- _What you have to do_:
Output every entry exactly as given.

Data excerpts
▬▬▬▬▬▬▬▬▬▬
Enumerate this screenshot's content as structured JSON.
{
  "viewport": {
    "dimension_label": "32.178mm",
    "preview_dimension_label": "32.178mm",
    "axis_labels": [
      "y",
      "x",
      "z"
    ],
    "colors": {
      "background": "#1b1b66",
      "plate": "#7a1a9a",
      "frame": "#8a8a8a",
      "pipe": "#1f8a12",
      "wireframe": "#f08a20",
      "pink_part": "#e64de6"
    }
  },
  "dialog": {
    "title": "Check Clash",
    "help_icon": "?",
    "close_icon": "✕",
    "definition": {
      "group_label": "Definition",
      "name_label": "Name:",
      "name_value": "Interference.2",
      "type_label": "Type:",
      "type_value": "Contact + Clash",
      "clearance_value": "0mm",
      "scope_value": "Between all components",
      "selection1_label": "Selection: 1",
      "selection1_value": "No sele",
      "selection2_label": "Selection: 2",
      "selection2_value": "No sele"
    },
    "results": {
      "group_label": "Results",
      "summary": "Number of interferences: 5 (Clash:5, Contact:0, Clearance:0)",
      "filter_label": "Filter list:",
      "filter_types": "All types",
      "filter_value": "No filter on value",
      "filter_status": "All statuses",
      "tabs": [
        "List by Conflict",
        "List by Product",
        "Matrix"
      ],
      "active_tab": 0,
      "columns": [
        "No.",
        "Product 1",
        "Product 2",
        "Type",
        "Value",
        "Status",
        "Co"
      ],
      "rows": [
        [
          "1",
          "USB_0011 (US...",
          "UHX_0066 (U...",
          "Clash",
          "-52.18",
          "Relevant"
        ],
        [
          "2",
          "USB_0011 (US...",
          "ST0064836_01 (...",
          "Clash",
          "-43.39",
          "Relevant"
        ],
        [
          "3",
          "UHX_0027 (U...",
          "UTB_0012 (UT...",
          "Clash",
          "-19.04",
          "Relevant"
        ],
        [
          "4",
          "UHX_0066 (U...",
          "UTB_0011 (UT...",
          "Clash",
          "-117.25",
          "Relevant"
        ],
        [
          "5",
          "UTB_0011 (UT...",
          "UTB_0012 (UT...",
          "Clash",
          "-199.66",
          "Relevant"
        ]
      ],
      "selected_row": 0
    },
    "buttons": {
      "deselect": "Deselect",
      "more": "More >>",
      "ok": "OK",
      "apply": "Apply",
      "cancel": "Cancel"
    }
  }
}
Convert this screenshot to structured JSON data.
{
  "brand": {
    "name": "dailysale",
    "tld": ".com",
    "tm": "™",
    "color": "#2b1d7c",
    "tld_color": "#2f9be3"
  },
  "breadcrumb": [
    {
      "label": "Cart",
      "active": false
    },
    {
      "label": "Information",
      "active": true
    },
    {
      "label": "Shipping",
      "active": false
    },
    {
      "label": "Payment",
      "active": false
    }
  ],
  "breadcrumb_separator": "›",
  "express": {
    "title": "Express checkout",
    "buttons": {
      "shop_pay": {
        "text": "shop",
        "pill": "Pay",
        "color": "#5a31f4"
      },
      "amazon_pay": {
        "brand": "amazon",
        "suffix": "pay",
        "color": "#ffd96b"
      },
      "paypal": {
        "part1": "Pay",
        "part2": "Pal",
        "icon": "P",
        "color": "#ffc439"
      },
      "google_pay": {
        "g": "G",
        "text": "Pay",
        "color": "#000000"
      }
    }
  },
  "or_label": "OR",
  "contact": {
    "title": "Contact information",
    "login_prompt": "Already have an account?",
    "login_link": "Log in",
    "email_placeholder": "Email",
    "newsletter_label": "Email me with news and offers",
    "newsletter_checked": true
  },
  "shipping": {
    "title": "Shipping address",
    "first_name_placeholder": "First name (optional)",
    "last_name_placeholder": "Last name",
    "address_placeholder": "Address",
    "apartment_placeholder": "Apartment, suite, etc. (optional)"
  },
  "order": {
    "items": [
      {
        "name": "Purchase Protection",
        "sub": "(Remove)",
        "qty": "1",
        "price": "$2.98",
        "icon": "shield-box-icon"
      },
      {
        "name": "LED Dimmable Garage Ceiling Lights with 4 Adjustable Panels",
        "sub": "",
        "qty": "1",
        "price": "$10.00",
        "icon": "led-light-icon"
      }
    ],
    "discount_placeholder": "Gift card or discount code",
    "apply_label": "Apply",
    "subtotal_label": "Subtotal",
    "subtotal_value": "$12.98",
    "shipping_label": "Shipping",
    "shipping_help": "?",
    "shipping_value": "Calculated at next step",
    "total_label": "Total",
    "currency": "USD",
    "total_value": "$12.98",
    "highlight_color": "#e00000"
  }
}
▬▬▬▬▬▬▬▬▬▬
- _Answer to this exercise_:
Enumerate this screenshot's content as structured JSON.
{
  "viewport": {
    "dimension_label": "32.178mm",
    "preview_dimension_label": "32.178mm",
    "axis_labels": [
      "y",
      "x",
      "z"
    ],
    "colors": {
      "background": "#1b1b66",
      "plate": "#7a1a9a",
      "frame": "#8a8a8a",
      "pipe": "#1f8a12",
      "wireframe": "#f08a20",
      "pink_part": "#e64de6"
    }
  },
  "dialog": {
    "title": "Check Clash",
    "help_icon": "?",
    "close_icon": "✕",
    "definition": {
      "group_label": "Definition",
      "name_label": "Name:",
      "name_value": "Interference.2",
      "type_label": "Type:",
      "type_value": "Contact + Clash",
      "clearance_value": "0mm",
      "scope_value": "Between all components",
      "selection1_label": "Selection: 1",
      "selection1_value": "No sele",
      "selection2_label": "Selection: 2",
      "selection2_value": "No sele"
    },
    "results": {
      "group_label": "Results",
      "summary": "Number of interferences: 5 (Clash:5, Contact:0, Clearance:0)",
      "filter_label": "Filter list:",
      "filter_types": "All types",
      "filter_value": "No filter on value",
      "filter_status": "All statuses",
      "tabs": [
        "List by Conflict",
        "List by Product",
        "Matrix"
      ],
      "active_tab": 0,
      "columns": [
        "No.",
        "Product 1",
        "Product 2",
        "Type",
        "Value",
        "Status",
        "Co"
      ],
      "rows": [
        [
          "1",
          "USB_0011 (US...",
          "UHX_0066 (U...",
          "Clash",
          "-52.18",
          "Relevant"
        ],
        [
          "2",
          "USB_0011 (US...",
          "ST0064836_01 (...",
          "Clash",
          "-43.39",
          "Relevant"
        ],
        [
          "3",
          "UHX_0027 (U...",
          "UTB_0012 (UT...",
          "Clash",
          "-19.04",
          "Relevant"
        ],
        [
          "4",
          "UHX_0066 (U...",
          "UTB_0011 (UT...",
          "Clash",
          "-117.25",
          "Relevant"
        ],
        [
          "5",
          "UTB_0011 (UT...",
          "UTB_0012 (UT...",
          "Clash",
          "-199.66",
          "Relevant"
        ]
      ],
      "selected_row": 0
    },
    "buttons": {
      "deselect": "Deselect",
      "more": "More >>",
      "ok": "OK",
      "apply": "Apply",
      "cancel": "Cancel"
    }
  }
}
Convert this screenshot to structured JSON data.
{
  "brand": {
    "name": "dailysale",
    "tld": ".com",
    "tm": "™",
    "color": "#2b1d7c",
    "tld_color": "#2f9be3"
  },
  "breadcrumb": [
    {
      "label": "Cart",
      "active": false
    },
    {
      "label": "Information",
      "active": true
    },
    {
      "label": "Shipping",
      "active": false
    },
    {
      "label": "Payment",
      "active": false
    }
  ],
  "breadcrumb_separator": "›",
  "express": {
    "title": "Express checkout",
    "buttons": {
      "shop_pay": {
        "text": "shop",
        "pill": "Pay",
        "color": "#5a31f4"
      },
      "amazon_pay": {
        "brand": "amazon",
        "suffix": "pay",
        "color": "#ffd96b"
      },
      "paypal": {
        "part1": "Pay",
        "part2": "Pal",
        "icon": "P",
        "color": "#ffc439"
      },
      "google_pay": {
        "g": "G",
        "text": "Pay",
        "color": "#000000"
      }
    }
  },
  "or_label": "OR",
  "contact": {
    "title": "Contact information",
    "login_prompt": "Already have an account?",
    "login_link": "Log in",
    "email_placeholder": "Email",
    "newsletter_label": "Email me with news and offers",
    "newsletter_checked": true
  },
  "shipping": {
    "title": "Shipping address",
    "first_name_placeholder": "First name (optional)",
    "last_name_placeholder": "Last name",
    "address_placeholder": "Address",
    "apartment_placeholder": "Apartment, suite, etc. (optional)"
  },
  "order": {
    "items": [
      {
        "name": "Purchase Protection",
        "sub": "(Remove)",
        "qty": "1",
        "price": "$2.98",
        "icon": "shield-box-icon"
      },
      {
        "name": "LED Dimmable Garage Ceiling Lights with 4 Adjustable Panels",
        "sub": "",
        "qty": "1",
        "price": "$10.00",
        "icon": "led-light-icon"
      }
    ],
    "discount_placeholder": "Gift card or discount code",
    "apply_label": "Apply",
    "subtotal_label": "Subtotal",
    "subtotal_value": "$12.98",
    "shipping_label": "Shipping",
    "shipping_help": "?",
    "shipping_value": "Calculated at next step",
    "total_label": "Total",
    "currency": "USD",
    "total_value": "$12.98",
    "highlight_color": "#e00000"
  }
}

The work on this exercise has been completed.